→ Problem A: In the passage on ontology in MBSE, list the activities that its definition of MBSE says system modeling is applied to.

→ Supplied passage:
◆ ◆ ◆ ◆

Criteria for Success

The purpose of OAT is to facilitate the incorporation of ontological methods in MBSE and the exchange of ideas in this area. Individuals with interest in ontology in MBSE are encouraged to participate in the development of this site and to help identify material that should be included. The success criteria for OAT is:

  • Ontological analysis is recognized as an enabler for good modeling
  • Identification of ontologies needed for engineering modeling
  • Identification of material for ontology development
  • Ontologies accepted as drafts by standards groups
  • Demonstration of integration of reasoning with engineering languages
  • Adoption of standard semantic formalisms for engineering language standards
  • Identification of expressiveness requirements for engineering languages

Topic Overview / Description

Model-based systems engineering (MBSE) is the formalized application of system modeling for requirements, design, analysis, verification, and validation. Modeling begins in the conceptual design phase and continues throughout product development and later life cycle phases. In MBSE, models are used as requirements and design specifications. In the INCOSE strategic vision, models replace documents as the primary product or artifact of the system engineering process. Success of the vision requires a firm mathematical foundation for real world representations and high fidelity simulation with a unified methodology that produces high quality, reusable models. Standards for developing, sharing, and managing models are required to achieve this vision.

Ontology

Ontology as a philosophical discipline aims at developing a system of general categories, the relationships between them and the rules that govern them which together form a theory of reality. How does ontology relate to the practice of building models in an engineering modeling language such as SysML or ISO15926? Models are used to describe systems that exist or might exist in the real world. An ontology provides the concepts used to describe the real world and their meaning. Use of standardized ontologies, which make concepts precise, enables better model sharing. For more on the state of ontology in engineering read graves-current-state-ontology-cb.pdf The development of system engineering ontologies that can be used as libraries will facilitate the ability to quickly develop models and to make their sharing easier.

◆ ◆ ◆ ◆

→ Problem B: Format the records as a numbered list, starting at their first line and going up to and including the line with "x-tick-label: 1966 <box>303 649 315 673</box>". Leave out blank lines.

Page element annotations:
◆ ◆ ◆ ◆

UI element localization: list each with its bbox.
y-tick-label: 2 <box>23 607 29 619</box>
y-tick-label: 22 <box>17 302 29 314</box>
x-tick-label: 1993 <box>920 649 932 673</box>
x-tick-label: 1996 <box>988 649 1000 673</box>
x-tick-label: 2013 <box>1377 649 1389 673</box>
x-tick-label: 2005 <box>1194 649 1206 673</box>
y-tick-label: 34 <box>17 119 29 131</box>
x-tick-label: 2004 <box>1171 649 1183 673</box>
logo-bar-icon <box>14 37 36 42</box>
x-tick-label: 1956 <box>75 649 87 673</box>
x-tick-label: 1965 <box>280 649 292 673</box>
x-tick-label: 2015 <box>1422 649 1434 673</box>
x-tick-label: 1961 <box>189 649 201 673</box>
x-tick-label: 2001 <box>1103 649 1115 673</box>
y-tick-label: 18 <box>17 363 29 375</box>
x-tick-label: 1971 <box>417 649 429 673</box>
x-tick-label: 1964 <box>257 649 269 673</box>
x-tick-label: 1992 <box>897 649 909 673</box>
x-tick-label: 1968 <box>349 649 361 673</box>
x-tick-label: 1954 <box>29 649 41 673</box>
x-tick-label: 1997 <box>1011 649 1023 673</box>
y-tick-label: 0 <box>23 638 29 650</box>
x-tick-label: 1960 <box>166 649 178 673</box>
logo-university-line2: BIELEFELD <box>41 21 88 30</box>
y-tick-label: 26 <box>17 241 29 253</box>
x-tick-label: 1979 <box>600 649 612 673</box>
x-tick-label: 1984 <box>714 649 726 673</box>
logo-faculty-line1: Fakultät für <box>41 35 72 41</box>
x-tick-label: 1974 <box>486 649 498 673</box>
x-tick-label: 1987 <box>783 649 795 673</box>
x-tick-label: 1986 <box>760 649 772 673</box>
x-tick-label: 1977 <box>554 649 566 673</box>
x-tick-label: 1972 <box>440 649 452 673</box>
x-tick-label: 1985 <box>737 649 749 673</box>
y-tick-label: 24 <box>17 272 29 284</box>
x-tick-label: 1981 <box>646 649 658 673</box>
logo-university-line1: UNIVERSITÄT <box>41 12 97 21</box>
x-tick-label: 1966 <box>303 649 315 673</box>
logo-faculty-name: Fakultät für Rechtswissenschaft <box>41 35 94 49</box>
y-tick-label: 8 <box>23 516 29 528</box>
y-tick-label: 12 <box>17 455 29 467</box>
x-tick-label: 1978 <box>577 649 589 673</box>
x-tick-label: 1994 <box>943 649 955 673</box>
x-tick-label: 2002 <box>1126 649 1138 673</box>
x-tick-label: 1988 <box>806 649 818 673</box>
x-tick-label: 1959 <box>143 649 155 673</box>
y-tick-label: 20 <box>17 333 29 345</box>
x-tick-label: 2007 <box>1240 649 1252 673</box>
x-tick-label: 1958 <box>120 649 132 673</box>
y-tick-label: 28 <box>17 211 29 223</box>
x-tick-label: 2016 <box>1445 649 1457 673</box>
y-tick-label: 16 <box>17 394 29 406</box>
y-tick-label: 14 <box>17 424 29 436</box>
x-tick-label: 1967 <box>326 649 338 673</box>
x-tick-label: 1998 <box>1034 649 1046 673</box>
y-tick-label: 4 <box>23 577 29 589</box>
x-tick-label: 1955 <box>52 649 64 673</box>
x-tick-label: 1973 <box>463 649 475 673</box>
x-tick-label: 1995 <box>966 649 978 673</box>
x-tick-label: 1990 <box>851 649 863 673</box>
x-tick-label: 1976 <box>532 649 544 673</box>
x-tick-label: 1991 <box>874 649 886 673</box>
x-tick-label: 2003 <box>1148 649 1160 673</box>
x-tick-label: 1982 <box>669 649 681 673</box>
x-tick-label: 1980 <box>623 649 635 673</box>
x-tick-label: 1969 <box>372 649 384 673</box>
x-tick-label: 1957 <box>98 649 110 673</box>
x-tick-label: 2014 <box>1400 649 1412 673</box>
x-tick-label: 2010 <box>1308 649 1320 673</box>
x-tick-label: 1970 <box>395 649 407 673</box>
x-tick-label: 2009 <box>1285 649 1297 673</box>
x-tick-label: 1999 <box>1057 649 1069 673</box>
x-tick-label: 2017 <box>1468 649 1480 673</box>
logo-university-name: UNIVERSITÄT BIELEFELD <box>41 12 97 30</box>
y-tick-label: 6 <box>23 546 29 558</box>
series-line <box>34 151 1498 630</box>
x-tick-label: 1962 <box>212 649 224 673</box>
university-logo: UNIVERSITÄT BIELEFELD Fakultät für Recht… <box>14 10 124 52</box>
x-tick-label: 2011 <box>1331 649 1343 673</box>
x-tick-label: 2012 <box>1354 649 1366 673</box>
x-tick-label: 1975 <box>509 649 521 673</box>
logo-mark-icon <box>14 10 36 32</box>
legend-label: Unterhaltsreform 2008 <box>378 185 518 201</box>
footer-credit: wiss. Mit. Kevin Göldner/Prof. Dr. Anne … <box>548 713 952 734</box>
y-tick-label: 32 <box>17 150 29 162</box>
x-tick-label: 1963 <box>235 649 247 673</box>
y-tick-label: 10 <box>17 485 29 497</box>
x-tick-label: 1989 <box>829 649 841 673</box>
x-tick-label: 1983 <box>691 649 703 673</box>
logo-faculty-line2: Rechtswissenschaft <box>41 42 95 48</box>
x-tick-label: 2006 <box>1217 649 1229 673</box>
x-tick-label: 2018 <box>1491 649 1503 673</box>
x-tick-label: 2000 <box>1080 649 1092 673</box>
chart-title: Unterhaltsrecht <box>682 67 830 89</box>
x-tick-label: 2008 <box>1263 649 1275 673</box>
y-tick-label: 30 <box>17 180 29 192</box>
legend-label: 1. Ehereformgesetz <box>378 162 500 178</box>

◆ ◆ ◆ ◆

→ Exercise solution A:
- Requirements
- Design
- Analysis
- Verification
- Validation

→ Exercise solution B:
1. UI element localization: list each with its bbox.
2. y-tick-label: 2 <box>23 607 29 619</box>
3. y-tick-label: 22 <box>17 302 29 314</box>
4. x-tick-label: 1993 <box>920 649 932 673</box>
5. x-tick-label: 1996 <box>988 649 1000 673</box>
6. x-tick-label: 2013 <box>1377 649 1389 673</box>
7. x-tick-label: 2005 <box>1194 649 1206 673</box>
8. y-tick-label: 34 <box>17 119 29 131</box>
9. x-tick-label: 2004 <box>1171 649 1183 673</box>
10. logo-bar-icon <box>14 37 36 42</box>
11. x-tick-label: 1956 <box>75 649 87 673</box>
12. x-tick-label: 1965 <box>280 649 292 673</box>
13. x-tick-label: 2015 <box>1422 649 1434 673</box>
14. x-tick-label: 1961 <box>189 649 201 673</box>
15. x-tick-label: 2001 <box>1103 649 1115 673</box>
16. y-tick-label: 18 <box>17 363 29 375</box>
17. x-tick-label: 1971 <box>417 649 429 673</box>
18. x-tick-label: 1964 <box>257 649 269 673</box>
19. x-tick-label: 1992 <box>897 649 909 673</box>
20. x-tick-label: 1968 <box>349 649 361 673</box>
21. x-tick-label: 1954 <box>29 649 41 673</box>
22. x-tick-label: 1997 <box>1011 649 1023 673</box>
23. y-tick-label: 0 <box>23 638 29 650</box>
24. x-tick-label: 1960 <box>166 649 178 673</box>
25. logo-university-line2: BIELEFELD <box>41 21 88 30</box>
26. y-tick-label: 26 <box>17 241 29 253</box>
27. x-tick-label: 1979 <box>600 649 612 673</box>
28. x-tick-label: 1984 <box>714 649 726 673</box>
29. logo-faculty-line1: Fakultät für <box>41 35 72 41</box>
30. x-tick-label: 1974 <box>486 649 498 673</box>
31. x-tick-label: 1987 <box>783 649 795 673</box>
32. x-tick-label: 1986 <box>760 649 772 673</box>
33. x-tick-label: 1977 <box>554 649 566 673</box>
34. x-tick-label: 1972 <box>440 649 452 673</box>
35. x-tick-label: 1985 <box>737 649 749 673</box>
36. y-tick-label: 24 <box>17 272 29 284</box>
37. x-tick-label: 1981 <box>646 649 658 673</box>
38. logo-university-line1: UNIVERSITÄT <box>41 12 97 21</box>
39. x-tick-label: 1966 <box>303 649 315 673</box>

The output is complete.